- The task -
For the records below, say how many lines contain the string "Juniors". Give the number only.
[BEGIN Given data]
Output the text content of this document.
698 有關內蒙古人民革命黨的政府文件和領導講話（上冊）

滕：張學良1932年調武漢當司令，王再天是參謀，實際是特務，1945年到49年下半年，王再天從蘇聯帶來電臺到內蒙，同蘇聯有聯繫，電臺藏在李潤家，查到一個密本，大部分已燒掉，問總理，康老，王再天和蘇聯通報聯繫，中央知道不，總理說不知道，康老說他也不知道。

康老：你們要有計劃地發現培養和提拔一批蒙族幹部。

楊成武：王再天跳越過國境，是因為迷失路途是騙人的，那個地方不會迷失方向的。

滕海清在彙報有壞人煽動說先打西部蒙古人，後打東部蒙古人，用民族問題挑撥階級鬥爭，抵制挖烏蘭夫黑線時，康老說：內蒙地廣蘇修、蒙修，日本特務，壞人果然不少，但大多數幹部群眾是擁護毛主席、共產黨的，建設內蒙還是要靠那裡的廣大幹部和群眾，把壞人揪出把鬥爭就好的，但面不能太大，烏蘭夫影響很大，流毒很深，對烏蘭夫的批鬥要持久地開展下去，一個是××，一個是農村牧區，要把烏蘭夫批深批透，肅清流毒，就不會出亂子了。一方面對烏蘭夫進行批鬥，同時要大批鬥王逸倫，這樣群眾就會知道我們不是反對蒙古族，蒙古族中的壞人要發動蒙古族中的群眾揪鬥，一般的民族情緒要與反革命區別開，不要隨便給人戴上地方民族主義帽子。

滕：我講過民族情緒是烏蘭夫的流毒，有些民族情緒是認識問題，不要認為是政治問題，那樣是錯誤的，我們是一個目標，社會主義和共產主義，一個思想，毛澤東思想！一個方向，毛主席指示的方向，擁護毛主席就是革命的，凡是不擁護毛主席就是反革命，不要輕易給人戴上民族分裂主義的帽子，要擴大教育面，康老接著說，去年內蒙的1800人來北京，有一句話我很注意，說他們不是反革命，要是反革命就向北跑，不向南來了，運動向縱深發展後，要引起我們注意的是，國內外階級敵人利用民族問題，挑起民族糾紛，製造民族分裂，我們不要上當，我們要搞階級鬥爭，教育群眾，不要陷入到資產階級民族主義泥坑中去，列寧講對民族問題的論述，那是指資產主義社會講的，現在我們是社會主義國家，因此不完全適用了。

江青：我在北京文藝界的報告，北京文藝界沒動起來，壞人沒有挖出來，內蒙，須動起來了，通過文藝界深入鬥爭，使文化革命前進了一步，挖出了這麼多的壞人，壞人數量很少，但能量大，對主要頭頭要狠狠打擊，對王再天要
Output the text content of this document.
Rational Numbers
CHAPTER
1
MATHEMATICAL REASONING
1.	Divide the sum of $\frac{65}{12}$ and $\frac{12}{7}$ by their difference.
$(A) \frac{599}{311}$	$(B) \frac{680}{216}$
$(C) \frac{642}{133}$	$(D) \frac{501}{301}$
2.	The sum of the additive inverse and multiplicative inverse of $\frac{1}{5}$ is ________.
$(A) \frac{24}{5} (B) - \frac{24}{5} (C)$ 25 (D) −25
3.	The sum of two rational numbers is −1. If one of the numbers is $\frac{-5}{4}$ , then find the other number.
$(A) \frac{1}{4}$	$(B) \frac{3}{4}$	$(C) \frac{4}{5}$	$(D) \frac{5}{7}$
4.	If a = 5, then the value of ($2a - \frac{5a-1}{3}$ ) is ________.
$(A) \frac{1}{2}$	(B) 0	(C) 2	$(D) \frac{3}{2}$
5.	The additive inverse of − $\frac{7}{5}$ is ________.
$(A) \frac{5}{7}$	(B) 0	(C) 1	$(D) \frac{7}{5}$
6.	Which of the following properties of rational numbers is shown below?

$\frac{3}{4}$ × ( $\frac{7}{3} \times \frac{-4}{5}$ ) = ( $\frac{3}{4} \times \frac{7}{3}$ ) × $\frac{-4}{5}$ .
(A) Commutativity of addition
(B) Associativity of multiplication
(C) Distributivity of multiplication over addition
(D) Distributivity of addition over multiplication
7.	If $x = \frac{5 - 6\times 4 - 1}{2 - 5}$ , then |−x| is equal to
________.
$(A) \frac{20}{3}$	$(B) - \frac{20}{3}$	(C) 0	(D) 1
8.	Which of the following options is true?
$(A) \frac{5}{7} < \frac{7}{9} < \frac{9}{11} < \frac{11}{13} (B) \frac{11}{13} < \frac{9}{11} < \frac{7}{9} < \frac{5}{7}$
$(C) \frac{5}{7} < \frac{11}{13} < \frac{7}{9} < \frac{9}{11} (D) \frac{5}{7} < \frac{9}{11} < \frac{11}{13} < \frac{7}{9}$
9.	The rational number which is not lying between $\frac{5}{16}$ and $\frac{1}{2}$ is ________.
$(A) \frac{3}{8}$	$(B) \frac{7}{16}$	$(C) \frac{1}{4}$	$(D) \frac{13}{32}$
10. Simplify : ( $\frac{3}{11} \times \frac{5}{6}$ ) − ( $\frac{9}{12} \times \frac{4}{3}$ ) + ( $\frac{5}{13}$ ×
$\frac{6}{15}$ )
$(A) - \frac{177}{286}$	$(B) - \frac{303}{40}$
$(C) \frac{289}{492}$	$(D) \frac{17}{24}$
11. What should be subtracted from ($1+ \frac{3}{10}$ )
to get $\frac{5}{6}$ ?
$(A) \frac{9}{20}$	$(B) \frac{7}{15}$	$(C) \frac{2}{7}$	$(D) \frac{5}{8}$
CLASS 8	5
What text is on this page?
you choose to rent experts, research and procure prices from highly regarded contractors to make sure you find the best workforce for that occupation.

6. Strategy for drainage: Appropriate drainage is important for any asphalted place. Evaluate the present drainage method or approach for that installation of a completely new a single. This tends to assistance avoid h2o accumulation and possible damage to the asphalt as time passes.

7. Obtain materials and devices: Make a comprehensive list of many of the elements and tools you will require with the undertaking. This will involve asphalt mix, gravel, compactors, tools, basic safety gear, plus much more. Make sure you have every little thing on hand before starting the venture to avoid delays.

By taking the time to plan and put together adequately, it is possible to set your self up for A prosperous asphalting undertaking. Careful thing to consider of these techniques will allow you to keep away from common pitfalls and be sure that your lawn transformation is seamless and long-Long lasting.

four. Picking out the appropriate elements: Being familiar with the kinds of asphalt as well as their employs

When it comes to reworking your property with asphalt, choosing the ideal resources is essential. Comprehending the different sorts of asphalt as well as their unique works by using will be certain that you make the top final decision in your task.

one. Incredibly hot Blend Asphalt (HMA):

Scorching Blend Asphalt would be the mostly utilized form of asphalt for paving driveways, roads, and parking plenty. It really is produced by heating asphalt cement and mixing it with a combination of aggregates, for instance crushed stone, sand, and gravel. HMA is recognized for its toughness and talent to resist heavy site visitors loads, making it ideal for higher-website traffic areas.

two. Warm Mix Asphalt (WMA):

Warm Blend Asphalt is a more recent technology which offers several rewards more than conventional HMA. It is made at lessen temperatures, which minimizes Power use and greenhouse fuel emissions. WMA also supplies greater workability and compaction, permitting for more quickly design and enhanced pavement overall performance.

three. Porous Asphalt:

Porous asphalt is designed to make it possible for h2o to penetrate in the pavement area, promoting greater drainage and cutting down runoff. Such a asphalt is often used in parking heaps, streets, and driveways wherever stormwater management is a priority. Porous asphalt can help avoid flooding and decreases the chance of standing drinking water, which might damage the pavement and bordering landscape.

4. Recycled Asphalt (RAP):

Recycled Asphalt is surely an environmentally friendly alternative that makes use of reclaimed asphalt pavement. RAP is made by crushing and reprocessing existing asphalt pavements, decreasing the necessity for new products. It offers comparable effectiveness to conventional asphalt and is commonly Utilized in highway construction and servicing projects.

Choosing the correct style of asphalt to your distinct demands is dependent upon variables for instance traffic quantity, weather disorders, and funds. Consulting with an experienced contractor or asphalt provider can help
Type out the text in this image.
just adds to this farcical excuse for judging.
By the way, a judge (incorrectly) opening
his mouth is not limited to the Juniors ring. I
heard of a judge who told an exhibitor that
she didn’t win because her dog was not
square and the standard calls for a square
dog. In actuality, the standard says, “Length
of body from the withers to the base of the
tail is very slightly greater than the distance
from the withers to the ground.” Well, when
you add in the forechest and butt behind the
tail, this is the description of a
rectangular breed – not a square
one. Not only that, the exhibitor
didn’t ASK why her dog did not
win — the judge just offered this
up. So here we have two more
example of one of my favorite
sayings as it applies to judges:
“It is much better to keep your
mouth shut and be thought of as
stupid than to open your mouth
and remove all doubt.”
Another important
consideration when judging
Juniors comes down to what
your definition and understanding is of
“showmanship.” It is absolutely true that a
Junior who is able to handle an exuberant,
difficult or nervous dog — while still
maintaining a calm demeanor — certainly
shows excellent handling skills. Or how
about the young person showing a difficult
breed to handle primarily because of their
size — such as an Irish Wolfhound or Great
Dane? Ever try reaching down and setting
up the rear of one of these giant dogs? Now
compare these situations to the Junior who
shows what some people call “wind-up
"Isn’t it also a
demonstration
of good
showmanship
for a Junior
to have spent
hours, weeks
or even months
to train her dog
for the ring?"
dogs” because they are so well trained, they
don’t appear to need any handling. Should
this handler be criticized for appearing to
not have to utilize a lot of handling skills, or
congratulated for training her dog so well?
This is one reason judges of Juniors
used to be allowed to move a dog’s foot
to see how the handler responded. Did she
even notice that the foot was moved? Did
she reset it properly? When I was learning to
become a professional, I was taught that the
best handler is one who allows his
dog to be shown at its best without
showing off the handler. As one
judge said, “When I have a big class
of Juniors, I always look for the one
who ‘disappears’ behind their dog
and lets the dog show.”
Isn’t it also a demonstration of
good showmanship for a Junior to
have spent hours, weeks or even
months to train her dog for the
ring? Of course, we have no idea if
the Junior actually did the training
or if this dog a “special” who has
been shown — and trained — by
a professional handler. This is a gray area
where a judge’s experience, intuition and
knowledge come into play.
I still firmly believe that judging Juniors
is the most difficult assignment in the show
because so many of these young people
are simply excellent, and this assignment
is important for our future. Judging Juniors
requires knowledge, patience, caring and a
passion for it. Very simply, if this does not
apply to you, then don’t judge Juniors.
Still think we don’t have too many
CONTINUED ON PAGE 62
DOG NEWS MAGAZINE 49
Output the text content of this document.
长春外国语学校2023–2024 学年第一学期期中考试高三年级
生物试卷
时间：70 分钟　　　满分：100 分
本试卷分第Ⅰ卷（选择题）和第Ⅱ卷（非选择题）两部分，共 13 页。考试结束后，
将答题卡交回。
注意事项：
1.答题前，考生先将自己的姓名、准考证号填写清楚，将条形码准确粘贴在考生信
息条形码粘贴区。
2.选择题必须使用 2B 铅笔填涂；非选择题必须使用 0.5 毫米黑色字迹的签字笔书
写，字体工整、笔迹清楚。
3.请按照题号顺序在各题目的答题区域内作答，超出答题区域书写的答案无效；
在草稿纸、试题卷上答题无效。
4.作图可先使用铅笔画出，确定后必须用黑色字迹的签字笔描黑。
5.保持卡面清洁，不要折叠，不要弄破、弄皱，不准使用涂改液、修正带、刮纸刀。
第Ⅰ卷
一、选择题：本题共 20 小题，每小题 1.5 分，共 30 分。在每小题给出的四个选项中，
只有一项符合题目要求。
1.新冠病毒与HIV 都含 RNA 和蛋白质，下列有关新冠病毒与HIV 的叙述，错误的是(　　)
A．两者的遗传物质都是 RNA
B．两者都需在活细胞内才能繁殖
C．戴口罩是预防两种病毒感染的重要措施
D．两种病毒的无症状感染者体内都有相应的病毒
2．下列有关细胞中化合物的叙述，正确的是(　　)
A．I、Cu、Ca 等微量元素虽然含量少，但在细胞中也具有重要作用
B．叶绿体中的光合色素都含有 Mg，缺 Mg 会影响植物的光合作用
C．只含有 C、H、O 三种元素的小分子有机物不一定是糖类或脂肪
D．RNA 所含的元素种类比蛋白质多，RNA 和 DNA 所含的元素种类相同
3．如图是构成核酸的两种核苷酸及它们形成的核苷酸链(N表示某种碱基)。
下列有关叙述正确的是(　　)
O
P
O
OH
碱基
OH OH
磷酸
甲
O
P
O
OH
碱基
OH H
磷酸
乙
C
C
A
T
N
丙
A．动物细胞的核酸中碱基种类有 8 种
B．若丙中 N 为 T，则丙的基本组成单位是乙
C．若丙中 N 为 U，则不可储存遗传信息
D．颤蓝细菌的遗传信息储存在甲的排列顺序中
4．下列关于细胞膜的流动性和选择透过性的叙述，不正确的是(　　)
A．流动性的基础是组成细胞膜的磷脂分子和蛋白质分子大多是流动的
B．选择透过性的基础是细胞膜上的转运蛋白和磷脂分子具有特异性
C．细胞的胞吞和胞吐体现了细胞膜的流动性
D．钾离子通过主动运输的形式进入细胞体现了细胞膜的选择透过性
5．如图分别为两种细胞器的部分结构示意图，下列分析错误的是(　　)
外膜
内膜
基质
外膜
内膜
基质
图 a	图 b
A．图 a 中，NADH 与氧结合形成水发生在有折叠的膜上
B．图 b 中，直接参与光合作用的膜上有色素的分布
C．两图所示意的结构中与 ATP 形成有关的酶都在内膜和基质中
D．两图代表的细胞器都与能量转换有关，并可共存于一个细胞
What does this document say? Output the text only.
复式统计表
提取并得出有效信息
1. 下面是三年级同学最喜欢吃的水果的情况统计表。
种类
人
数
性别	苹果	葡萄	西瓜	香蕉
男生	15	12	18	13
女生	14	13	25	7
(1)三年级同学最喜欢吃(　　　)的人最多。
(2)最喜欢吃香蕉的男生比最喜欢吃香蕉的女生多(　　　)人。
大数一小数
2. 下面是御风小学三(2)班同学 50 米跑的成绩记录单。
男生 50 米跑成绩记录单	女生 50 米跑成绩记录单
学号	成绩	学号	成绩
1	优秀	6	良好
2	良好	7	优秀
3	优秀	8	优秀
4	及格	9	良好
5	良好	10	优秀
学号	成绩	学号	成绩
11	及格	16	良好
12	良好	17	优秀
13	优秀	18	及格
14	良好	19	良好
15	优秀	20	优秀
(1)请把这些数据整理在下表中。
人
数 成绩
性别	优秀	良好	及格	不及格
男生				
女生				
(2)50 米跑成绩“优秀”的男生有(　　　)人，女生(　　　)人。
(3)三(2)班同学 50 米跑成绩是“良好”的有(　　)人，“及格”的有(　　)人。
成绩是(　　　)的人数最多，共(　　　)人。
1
[END Given data]
- Solution to the exercise -
7